[Given instruction]:
Each record must be reproduced exactly as it is shown.

--- begin ---

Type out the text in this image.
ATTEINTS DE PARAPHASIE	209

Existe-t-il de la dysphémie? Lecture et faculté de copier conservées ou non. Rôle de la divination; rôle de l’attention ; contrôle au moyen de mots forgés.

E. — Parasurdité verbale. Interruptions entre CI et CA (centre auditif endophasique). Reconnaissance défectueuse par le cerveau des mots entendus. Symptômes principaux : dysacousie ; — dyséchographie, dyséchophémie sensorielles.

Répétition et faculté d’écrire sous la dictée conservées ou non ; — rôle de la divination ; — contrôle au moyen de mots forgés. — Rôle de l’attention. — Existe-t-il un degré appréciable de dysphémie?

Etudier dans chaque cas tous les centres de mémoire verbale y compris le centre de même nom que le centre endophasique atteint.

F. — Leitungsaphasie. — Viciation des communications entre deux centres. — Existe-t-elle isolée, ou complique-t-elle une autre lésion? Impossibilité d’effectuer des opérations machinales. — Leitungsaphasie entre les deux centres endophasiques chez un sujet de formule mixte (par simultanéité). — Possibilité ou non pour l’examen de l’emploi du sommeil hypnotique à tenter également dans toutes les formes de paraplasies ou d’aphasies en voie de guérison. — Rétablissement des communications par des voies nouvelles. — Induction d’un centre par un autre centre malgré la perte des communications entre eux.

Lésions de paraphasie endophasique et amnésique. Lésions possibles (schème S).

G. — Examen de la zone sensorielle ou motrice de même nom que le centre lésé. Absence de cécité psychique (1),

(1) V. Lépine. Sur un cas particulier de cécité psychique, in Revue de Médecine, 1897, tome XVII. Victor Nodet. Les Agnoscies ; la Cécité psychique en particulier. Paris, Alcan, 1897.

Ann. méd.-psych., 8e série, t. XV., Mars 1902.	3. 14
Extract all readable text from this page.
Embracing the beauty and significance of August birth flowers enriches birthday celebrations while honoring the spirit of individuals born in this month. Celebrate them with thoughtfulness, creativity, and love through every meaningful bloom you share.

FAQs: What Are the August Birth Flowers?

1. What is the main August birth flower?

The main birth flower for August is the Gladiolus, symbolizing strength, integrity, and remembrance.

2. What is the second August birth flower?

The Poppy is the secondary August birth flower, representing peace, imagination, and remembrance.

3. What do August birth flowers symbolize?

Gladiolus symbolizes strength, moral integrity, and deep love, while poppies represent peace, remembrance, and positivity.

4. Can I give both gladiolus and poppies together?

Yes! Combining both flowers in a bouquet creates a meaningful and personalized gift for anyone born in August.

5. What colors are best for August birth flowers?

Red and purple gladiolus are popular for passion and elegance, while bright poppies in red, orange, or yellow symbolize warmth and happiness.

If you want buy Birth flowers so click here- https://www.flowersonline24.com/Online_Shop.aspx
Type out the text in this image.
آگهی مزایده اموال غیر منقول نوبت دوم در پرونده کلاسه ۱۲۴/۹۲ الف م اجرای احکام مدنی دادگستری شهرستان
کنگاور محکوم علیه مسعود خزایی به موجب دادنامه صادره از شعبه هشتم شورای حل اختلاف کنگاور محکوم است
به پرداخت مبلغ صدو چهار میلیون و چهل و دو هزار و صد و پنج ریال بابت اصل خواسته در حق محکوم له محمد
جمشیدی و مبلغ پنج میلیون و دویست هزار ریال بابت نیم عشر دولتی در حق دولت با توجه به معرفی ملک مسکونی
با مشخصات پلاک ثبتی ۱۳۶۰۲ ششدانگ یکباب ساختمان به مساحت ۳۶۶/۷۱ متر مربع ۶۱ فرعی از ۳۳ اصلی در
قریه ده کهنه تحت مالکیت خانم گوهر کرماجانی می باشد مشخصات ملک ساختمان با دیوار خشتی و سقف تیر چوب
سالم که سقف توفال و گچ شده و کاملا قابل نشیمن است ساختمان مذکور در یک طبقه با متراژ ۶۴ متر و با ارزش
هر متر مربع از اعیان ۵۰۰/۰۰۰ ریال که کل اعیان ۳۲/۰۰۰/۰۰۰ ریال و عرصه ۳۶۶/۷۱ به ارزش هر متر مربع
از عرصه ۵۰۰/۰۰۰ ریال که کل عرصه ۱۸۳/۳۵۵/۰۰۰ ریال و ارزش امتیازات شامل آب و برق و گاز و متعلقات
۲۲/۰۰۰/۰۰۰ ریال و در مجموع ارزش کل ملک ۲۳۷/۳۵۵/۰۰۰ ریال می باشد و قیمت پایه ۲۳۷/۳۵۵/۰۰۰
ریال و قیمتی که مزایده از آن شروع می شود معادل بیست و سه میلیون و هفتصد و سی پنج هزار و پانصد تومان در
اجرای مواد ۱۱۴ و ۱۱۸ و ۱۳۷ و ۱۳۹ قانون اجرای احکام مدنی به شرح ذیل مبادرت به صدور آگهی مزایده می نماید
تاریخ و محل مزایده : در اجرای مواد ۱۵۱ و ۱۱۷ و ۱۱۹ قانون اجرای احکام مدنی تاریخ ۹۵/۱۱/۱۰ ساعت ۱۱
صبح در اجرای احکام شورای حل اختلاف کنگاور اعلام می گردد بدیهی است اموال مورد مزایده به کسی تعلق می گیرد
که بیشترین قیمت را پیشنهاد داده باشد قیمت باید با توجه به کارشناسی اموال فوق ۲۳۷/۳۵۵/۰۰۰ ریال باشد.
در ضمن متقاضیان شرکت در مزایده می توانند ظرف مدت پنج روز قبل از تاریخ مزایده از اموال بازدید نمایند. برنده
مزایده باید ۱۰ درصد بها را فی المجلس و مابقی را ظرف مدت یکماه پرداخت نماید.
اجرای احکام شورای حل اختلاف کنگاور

--- end ---

[Written reply]:
Type out the text in this image.
ATTEINTS DE PARAPHASIE	209

Existe-t-il de la dysphémie? Lecture et faculté de copier conservées ou non. Rôle de la divination; rôle de l’attention ; contrôle au moyen de mots forgés.

E. — Parasurdité verbale. Interruptions entre CI et CA (centre auditif endophasique). Reconnaissance défectueuse par le cerveau des mots entendus. Symptômes principaux : dysacousie ; — dyséchographie, dyséchophémie sensorielles.

Répétition et faculté d’écrire sous la dictée conservées ou non ; — rôle de la divination ; — contrôle au moyen de mots forgés. — Rôle de l’attention. — Existe-t-il un degré appréciable de dysphémie?

Etudier dans chaque cas tous les centres de mémoire verbale y compris le centre de même nom que le centre endophasique atteint.

F. — Leitungsaphasie. — Viciation des communications entre deux centres. — Existe-t-elle isolée, ou complique-t-elle une autre lésion? Impossibilité d’effectuer des opérations machinales. — Leitungsaphasie entre les deux centres endophasiques chez un sujet de formule mixte (par simultanéité). — Possibilité ou non pour l’examen de l’emploi du sommeil hypnotique à tenter également dans toutes les formes de paraplasies ou d’aphasies en voie de guérison. — Rétablissement des communications par des voies nouvelles. — Induction d’un centre par un autre centre malgré la perte des communications entre eux.

Lésions de paraphasie endophasique et amnésique. Lésions possibles (schème S).

G. — Examen de la zone sensorielle ou motrice de même nom que le centre lésé. Absence de cécité psychique (1),

(1) V. Lépine. Sur un cas particulier de cécité psychique, in Revue de Médecine, 1897, tome XVII. Victor Nodet. Les Agnoscies ; la Cécité psychique en particulier. Paris, Alcan, 1897.

Ann. méd.-psych., 8e série, t. XV., Mars 1902.	3. 14
Extract all readable text from this page.
Embracing the beauty and significance of August birth flowers enriches birthday celebrations while honoring the spirit of individuals born in this month. Celebrate them with thoughtfulness, creativity, and love through every meaningful bloom you share.

FAQs: What Are the August Birth Flowers?

1. What is the main August birth flower?

The main birth flower for August is the Gladiolus, symbolizing strength, integrity, and remembrance.

2. What is the second August birth flower?

The Poppy is the secondary August birth flower, representing peace, imagination, and remembrance.

3. What do August birth flowers symbolize?

Gladiolus symbolizes strength, moral integrity, and deep love, while poppies represent peace, remembrance, and positivity.

4. Can I give both gladiolus and poppies together?

Yes! Combining both flowers in a bouquet creates a meaningful and personalized gift for anyone born in August.

5. What colors are best for August birth flowers?

Red and purple gladiolus are popular for passion and elegance, while bright poppies in red, orange, or yellow symbolize warmth and happiness.

If you want buy Birth flowers so click here- https://www.flowersonline24.com/Online_Shop.aspx
Type out the text in this image.
آگهی مزایده اموال غیر منقول نوبت دوم در پرونده کلاسه ۱۲۴/۹۲ الف م اجرای احکام مدنی دادگستری شهرستان
کنگاور محکوم علیه مسعود خزایی به موجب دادنامه صادره از شعبه هشتم شورای حل اختلاف کنگاور محکوم است
به پرداخت مبلغ صدو چهار میلیون و چهل و دو هزار و صد و پنج ریال بابت اصل خواسته در حق محکوم له محمد
جمشیدی و مبلغ پنج میلیون و دویست هزار ریال بابت نیم عشر دولتی در حق دولت با توجه به معرفی ملک مسکونی
با مشخصات پلاک ثبتی ۱۳۶۰۲ ششدانگ یکباب ساختمان به مساحت ۳۶۶/۷۱ متر مربع ۶۱ فرعی از ۳۳ اصلی در
قریه ده کهنه تحت مالکیت خانم گوهر کرماجانی می باشد مشخصات ملک ساختمان با دیوار خشتی و سقف تیر چوب
سالم که سقف توفال و گچ شده و کاملا قابل نشیمن است ساختمان مذکور در یک طبقه با متراژ ۶۴ متر و با ارزش
هر متر مربع از اعیان ۵۰۰/۰۰۰ ریال که کل اعیان ۳۲/۰۰۰/۰۰۰ ریال و عرصه ۳۶۶/۷۱ به ارزش هر متر مربع
از عرصه ۵۰۰/۰۰۰ ریال که کل عرصه ۱۸۳/۳۵۵/۰۰۰ ریال و ارزش امتیازات شامل آب و برق و گاز و متعلقات
۲۲/۰۰۰/۰۰۰ ریال و در مجموع ارزش کل ملک ۲۳۷/۳۵۵/۰۰۰ ریال می باشد و قیمت پایه ۲۳۷/۳۵۵/۰۰۰
ریال و قیمتی که مزایده از آن شروع می شود معادل بیست و سه میلیون و هفتصد و سی پنج هزار و پانصد تومان در
اجرای مواد ۱۱۴ و ۱۱۸ و ۱۳۷ و ۱۳۹ قانون اجرای احکام مدنی به شرح ذیل مبادرت به صدور آگهی مزایده می نماید
تاریخ و محل مزایده : در اجرای مواد ۱۵۱ و ۱۱۷ و ۱۱۹ قانون اجرای احکام مدنی تاریخ ۹۵/۱۱/۱۰ ساعت ۱۱
صبح در اجرای احکام شورای حل اختلاف کنگاور اعلام می گردد بدیهی است اموال مورد مزایده به کسی تعلق می گیرد
که بیشترین قیمت را پیشنهاد داده باشد قیمت باید با توجه به کارشناسی اموال فوق ۲۳۷/۳۵۵/۰۰۰ ریال باشد.
در ضمن متقاضیان شرکت در مزایده می توانند ظرف مدت پنج روز قبل از تاریخ مزایده از اموال بازدید نمایند. برنده
مزایده باید ۱۰ درصد بها را فی المجلس و مابقی را ظرف مدت یکماه پرداخت نماید.
اجرای احکام شورای حل اختلاف کنگاور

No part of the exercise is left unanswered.